--- BRIEF ---
In the listing below, find every line with the string "ритм" and pull it out.

☆ ☆ ☆ ☆ ☆

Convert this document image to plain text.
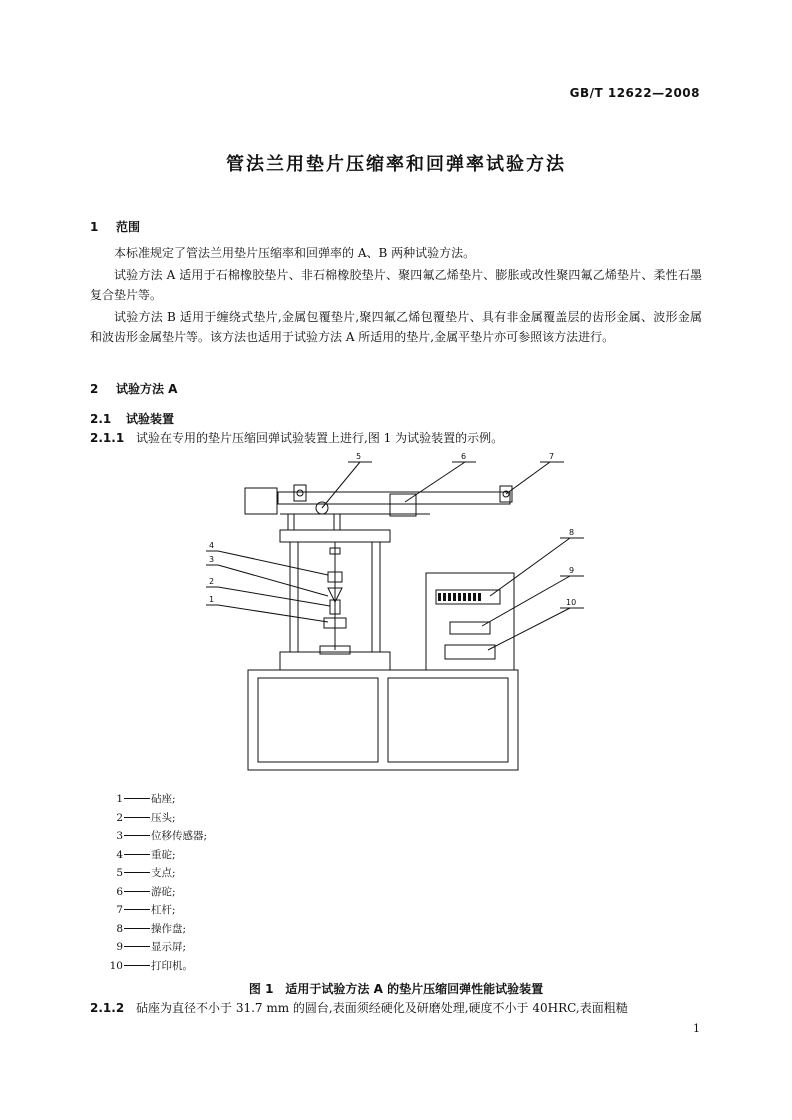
GB/T 12622—2008
管法兰用垫片压缩率和回弹率试验方法
1 范围
本标准规定了管法兰用垫片压缩率和回弹率的 A、B 两种试验方法。
试验方法 A 适用于石棉橡胶垫片、非石棉橡胶垫片、聚四氟乙烯垫片、膨胀或改性聚四氟乙烯垫片、柔性石墨复合垫片等。
试验方法 B 适用于缠绕式垫片,金属包覆垫片,聚四氟乙烯包覆垫片、具有非金属覆盖层的齿形金属、波形金属和波齿形金属垫片等。该方法也适用于试验方法 A 所适用的垫片,金属平垫片亦可参照该方法进行。
2 试验方法 A
2.1 试验装置
2.1.1 试验在专用的垫片压缩回弹试验装置上进行,图 1 为试验装置的示例。
1
2
3
4
5	6	7
8
9
10
1	砧座;
2	压头;
3	位移传感器;
4	重砣;
5	支点;
6	游砣;
7	杠杆;
8	操作盘;
9	显示屏;
10	打印机。
图 1　适用于试验方法 A 的垫片压缩回弹性能试验装置
2.1.2 砧座为直径不小于 31.7 mm 的圆台,表面须经硬化及研磨处理,硬度不小于 40HRC,表面粗糙
1
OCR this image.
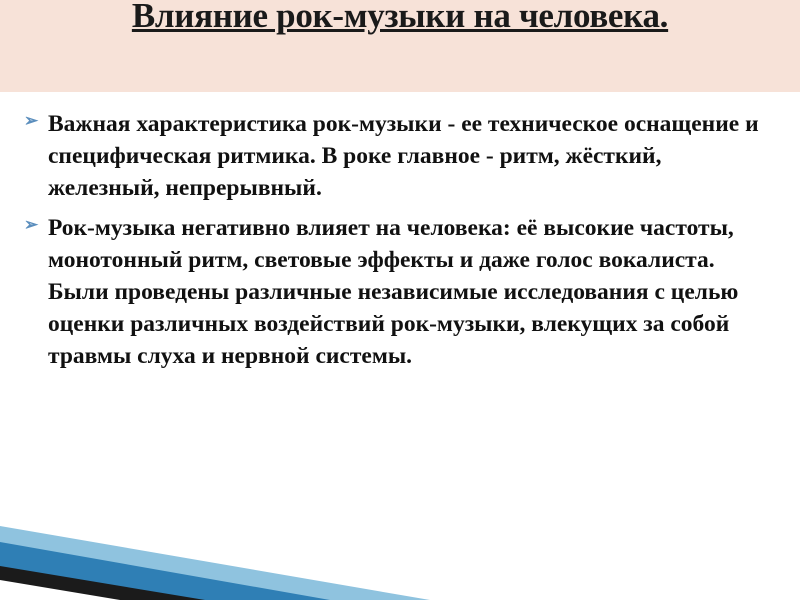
Влияние рок-музыки на человека.
➢ Важная характеристика рок-музыки - ее техническое оснащение и специфическая ритмика. В роке главное - ритм, жёсткий, железный, непрерывный.
➢ Рок-музыка негативно влияет на человека: её высокие частоты, монотонный ритм, световые эффекты и даже голос вокалиста. Были проведены различные независимые исследования с целью оценки различных воздействий рок-музыки, влекущих за собой травмы слуха и нервной системы.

☆ ☆ ☆ ☆ ☆

--- OUTPUT OF THE EXERCISE ---
➢ Важная характеристика рок-музыки - ее техническое оснащение и специфическая ритмика. В роке главное - ритм, жёсткий, железный, непрерывный.
➢ Рок-музыка негативно влияет на человека: её высокие частоты, монотонный ритм, световые эффекты и даже голос вокалиста. Были проведены различные независимые исследования с целью оценки различных воздействий рок-музыки, влекущих за собой травмы слуха и нервной системы.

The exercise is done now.